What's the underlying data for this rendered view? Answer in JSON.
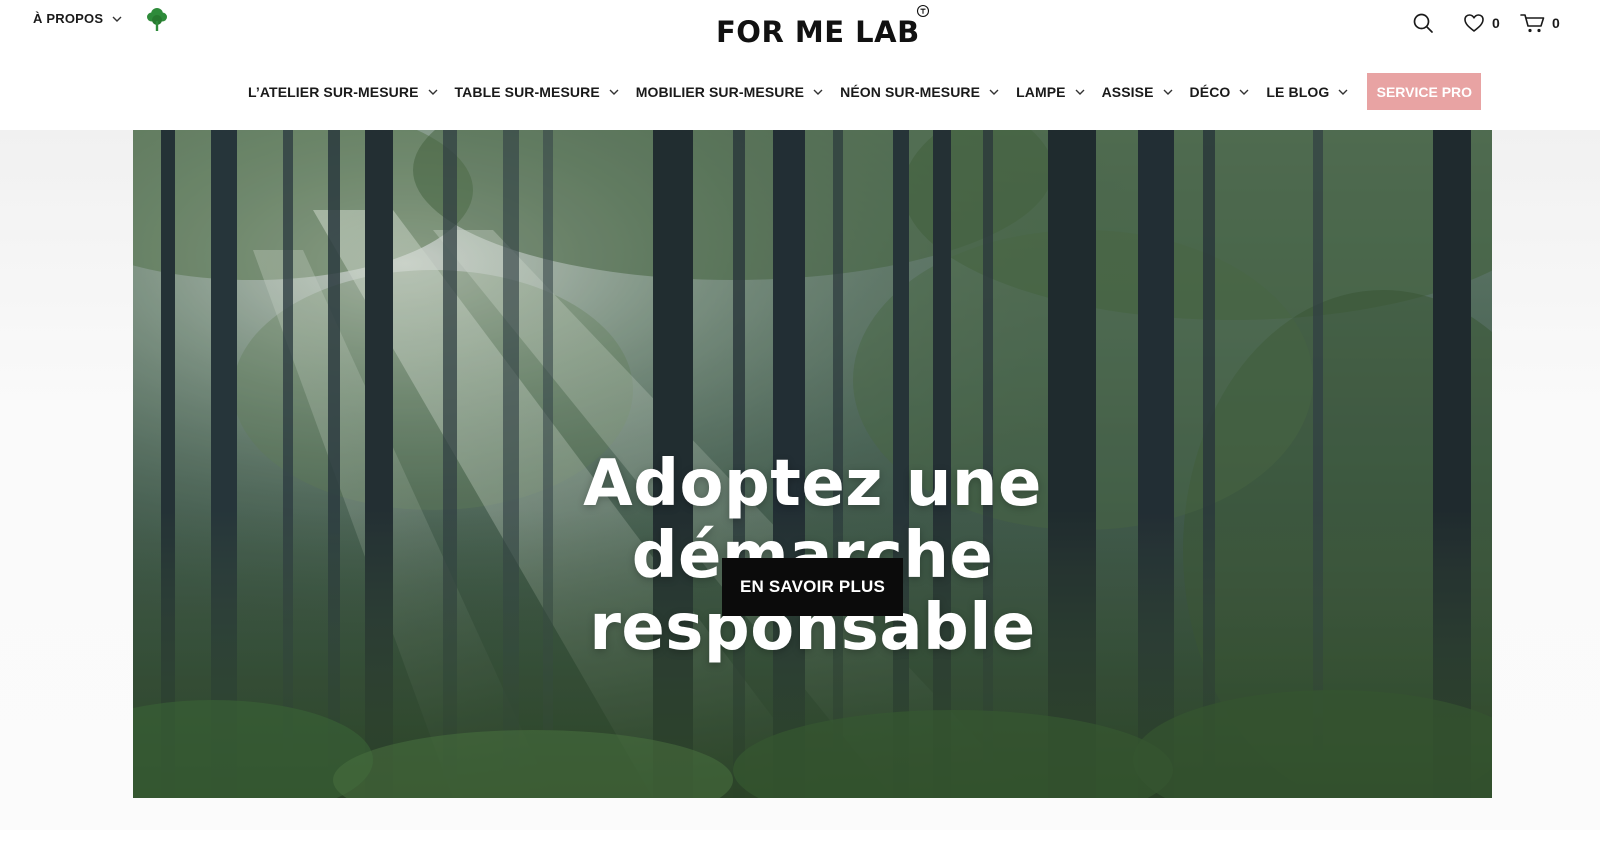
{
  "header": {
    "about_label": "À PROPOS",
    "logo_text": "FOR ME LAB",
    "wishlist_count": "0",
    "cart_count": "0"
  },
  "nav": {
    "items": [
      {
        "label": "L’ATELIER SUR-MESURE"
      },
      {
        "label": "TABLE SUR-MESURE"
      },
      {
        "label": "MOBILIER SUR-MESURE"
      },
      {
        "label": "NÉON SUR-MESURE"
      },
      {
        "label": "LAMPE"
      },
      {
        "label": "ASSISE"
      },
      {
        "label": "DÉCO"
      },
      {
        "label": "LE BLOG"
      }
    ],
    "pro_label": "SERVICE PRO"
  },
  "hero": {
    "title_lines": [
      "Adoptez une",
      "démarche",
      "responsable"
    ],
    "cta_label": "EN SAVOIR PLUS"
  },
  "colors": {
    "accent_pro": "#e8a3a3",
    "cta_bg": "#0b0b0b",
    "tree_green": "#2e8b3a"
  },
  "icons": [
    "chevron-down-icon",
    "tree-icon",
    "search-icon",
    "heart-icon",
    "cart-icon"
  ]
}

------------------------------------------------------------

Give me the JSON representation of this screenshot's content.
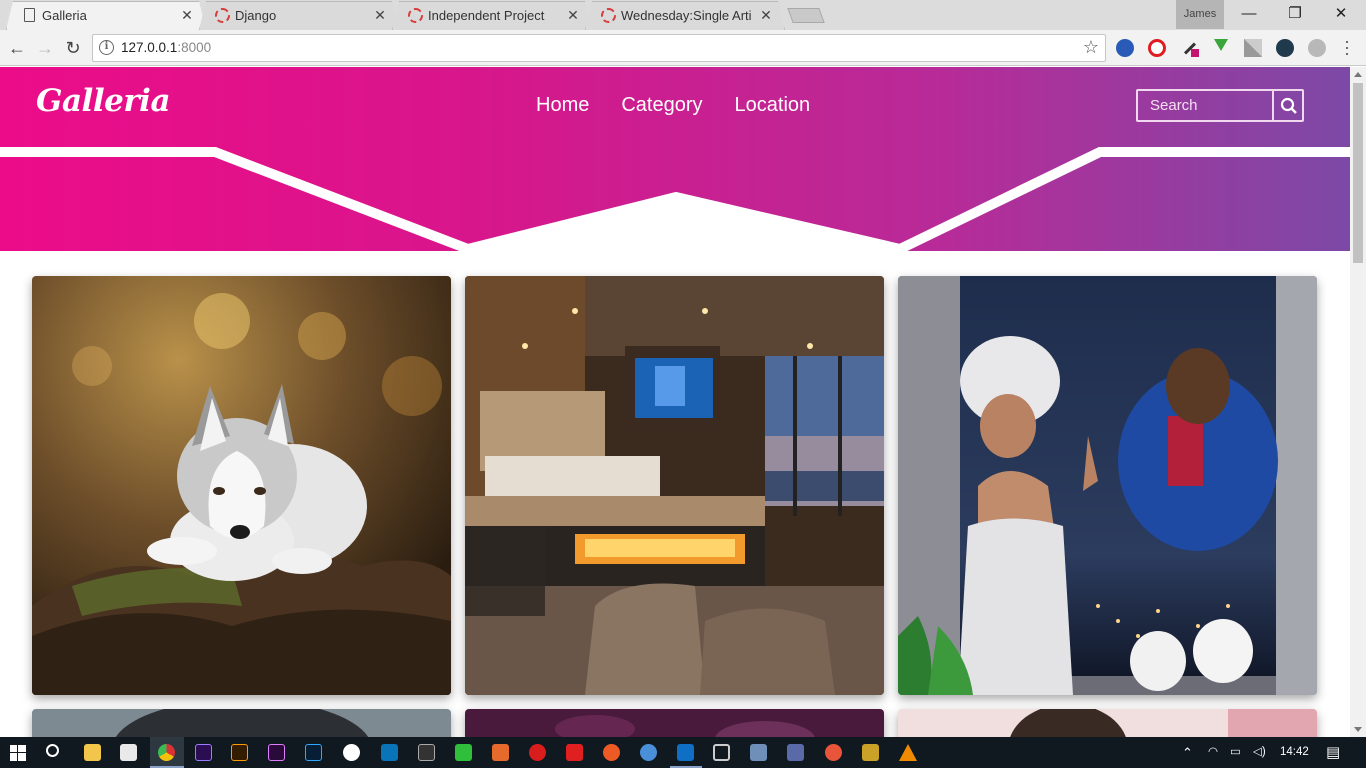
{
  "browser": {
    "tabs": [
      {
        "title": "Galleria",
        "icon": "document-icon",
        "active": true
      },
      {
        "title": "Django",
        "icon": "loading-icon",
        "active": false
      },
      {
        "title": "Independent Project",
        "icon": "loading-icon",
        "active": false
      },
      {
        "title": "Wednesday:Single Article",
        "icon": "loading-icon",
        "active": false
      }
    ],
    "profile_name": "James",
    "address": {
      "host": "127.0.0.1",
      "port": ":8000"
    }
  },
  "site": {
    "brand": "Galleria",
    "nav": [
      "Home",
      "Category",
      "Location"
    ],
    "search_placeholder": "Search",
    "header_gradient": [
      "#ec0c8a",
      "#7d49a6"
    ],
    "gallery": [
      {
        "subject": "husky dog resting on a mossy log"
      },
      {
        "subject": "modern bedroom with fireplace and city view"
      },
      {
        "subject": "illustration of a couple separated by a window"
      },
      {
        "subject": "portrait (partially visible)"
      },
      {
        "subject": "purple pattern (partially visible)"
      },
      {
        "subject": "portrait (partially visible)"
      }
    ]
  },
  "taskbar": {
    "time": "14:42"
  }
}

------------------------------------------------------------

[Exercise task] Scan the records above, count the lines with "this" in them, and give only the number.

[Answer] 2